Data provided >>
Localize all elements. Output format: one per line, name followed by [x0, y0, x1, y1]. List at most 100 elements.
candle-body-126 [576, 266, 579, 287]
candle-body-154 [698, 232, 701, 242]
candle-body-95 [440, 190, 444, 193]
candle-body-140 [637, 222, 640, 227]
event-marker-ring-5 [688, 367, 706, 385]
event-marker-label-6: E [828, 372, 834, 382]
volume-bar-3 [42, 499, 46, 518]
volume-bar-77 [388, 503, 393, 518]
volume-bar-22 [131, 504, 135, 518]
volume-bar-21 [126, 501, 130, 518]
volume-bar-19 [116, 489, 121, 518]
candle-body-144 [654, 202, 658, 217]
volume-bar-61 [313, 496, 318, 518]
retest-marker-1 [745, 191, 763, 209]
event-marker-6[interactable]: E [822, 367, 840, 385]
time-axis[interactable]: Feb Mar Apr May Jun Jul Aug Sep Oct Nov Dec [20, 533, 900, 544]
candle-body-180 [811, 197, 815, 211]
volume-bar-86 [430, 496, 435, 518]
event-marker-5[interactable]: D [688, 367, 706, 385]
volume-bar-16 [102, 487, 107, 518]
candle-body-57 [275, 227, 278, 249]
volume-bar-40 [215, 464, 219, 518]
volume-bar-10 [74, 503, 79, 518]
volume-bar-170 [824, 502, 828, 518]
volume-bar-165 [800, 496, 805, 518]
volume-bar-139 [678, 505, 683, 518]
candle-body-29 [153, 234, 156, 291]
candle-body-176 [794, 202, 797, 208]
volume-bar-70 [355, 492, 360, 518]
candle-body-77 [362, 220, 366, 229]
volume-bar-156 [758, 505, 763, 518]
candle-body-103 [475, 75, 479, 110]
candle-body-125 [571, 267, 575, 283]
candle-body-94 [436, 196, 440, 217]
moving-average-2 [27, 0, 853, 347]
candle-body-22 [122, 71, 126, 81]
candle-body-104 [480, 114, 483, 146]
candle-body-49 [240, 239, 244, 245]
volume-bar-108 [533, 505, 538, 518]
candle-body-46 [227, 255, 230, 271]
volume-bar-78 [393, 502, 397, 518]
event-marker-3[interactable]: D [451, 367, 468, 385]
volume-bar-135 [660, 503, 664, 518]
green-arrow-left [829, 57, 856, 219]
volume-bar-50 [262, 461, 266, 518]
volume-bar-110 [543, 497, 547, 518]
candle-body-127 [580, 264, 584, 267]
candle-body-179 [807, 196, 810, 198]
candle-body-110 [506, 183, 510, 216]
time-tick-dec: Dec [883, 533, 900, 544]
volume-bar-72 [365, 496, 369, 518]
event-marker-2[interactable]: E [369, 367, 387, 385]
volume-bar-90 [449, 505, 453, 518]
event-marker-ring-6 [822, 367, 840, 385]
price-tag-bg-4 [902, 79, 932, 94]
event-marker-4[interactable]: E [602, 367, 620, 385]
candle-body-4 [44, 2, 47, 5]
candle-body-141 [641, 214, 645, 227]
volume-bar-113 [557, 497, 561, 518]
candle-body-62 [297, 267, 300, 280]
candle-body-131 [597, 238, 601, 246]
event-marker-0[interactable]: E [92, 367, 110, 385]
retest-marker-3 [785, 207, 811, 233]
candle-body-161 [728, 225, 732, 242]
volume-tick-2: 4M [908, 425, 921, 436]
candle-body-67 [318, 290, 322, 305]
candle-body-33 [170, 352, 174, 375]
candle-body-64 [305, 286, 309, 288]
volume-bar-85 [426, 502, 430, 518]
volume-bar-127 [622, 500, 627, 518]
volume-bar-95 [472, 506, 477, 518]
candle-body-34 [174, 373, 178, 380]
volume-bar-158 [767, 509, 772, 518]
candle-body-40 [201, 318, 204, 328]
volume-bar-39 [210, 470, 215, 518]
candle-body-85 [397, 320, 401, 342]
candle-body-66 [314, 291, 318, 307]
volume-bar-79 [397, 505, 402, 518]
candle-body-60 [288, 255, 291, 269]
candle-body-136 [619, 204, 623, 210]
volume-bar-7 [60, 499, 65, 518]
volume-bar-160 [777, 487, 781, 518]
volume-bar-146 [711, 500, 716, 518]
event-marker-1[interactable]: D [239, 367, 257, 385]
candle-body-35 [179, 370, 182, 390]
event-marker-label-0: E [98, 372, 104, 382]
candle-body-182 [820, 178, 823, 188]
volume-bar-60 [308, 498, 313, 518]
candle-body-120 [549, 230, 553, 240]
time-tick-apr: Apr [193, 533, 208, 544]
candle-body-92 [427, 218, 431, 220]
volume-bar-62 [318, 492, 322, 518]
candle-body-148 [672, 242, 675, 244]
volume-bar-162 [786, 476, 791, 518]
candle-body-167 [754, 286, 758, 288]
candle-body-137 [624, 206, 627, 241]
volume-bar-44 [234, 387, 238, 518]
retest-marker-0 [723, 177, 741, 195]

Stated problem >>
Retype everything from the start of the records down through the line containing "price-tag-bg-4 [902, 79, 932, 94]", keeping both ends and changing nothing.

Task output >>
Localize all elements. Output format: one per line, name followed by [x0, y0, x1, y1]. List at most 100 elements.
candle-body-126 [576, 266, 579, 287]
candle-body-154 [698, 232, 701, 242]
candle-body-95 [440, 190, 444, 193]
candle-body-140 [637, 222, 640, 227]
event-marker-ring-5 [688, 367, 706, 385]
event-marker-label-6: E [828, 372, 834, 382]
volume-bar-3 [42, 499, 46, 518]
volume-bar-77 [388, 503, 393, 518]
volume-bar-22 [131, 504, 135, 518]
volume-bar-21 [126, 501, 130, 518]
volume-bar-19 [116, 489, 121, 518]
candle-body-144 [654, 202, 658, 217]
volume-bar-61 [313, 496, 318, 518]
retest-marker-1 [745, 191, 763, 209]
event-marker-6[interactable]: E [822, 367, 840, 385]
time-axis[interactable]: Feb Mar Apr May Jun Jul Aug Sep Oct Nov Dec [20, 533, 900, 544]
candle-body-180 [811, 197, 815, 211]
volume-bar-86 [430, 496, 435, 518]
event-marker-5[interactable]: D [688, 367, 706, 385]
volume-bar-16 [102, 487, 107, 518]
candle-body-57 [275, 227, 278, 249]
volume-bar-40 [215, 464, 219, 518]
volume-bar-10 [74, 503, 79, 518]
volume-bar-170 [824, 502, 828, 518]
volume-bar-165 [800, 496, 805, 518]
volume-bar-139 [678, 505, 683, 518]
candle-body-29 [153, 234, 156, 291]
candle-body-176 [794, 202, 797, 208]
volume-bar-70 [355, 492, 360, 518]
candle-body-77 [362, 220, 366, 229]
volume-bar-156 [758, 505, 763, 518]
candle-body-103 [475, 75, 479, 110]
candle-body-125 [571, 267, 575, 283]
candle-body-94 [436, 196, 440, 217]
moving-average-2 [27, 0, 853, 347]
candle-body-22 [122, 71, 126, 81]
candle-body-104 [480, 114, 483, 146]
candle-body-49 [240, 239, 244, 245]
volume-bar-108 [533, 505, 538, 518]
candle-body-46 [227, 255, 230, 271]
volume-bar-78 [393, 502, 397, 518]
event-marker-3[interactable]: D [451, 367, 468, 385]
volume-bar-135 [660, 503, 664, 518]
green-arrow-left [829, 57, 856, 219]
volume-bar-50 [262, 461, 266, 518]
volume-bar-110 [543, 497, 547, 518]
candle-body-127 [580, 264, 584, 267]
candle-body-179 [807, 196, 810, 198]
candle-body-110 [506, 183, 510, 216]
time-tick-dec: Dec [883, 533, 900, 544]
volume-bar-72 [365, 496, 369, 518]
event-marker-2[interactable]: E [369, 367, 387, 385]
volume-bar-90 [449, 505, 453, 518]
event-marker-ring-6 [822, 367, 840, 385]
price-tag-bg-4 [902, 79, 932, 94]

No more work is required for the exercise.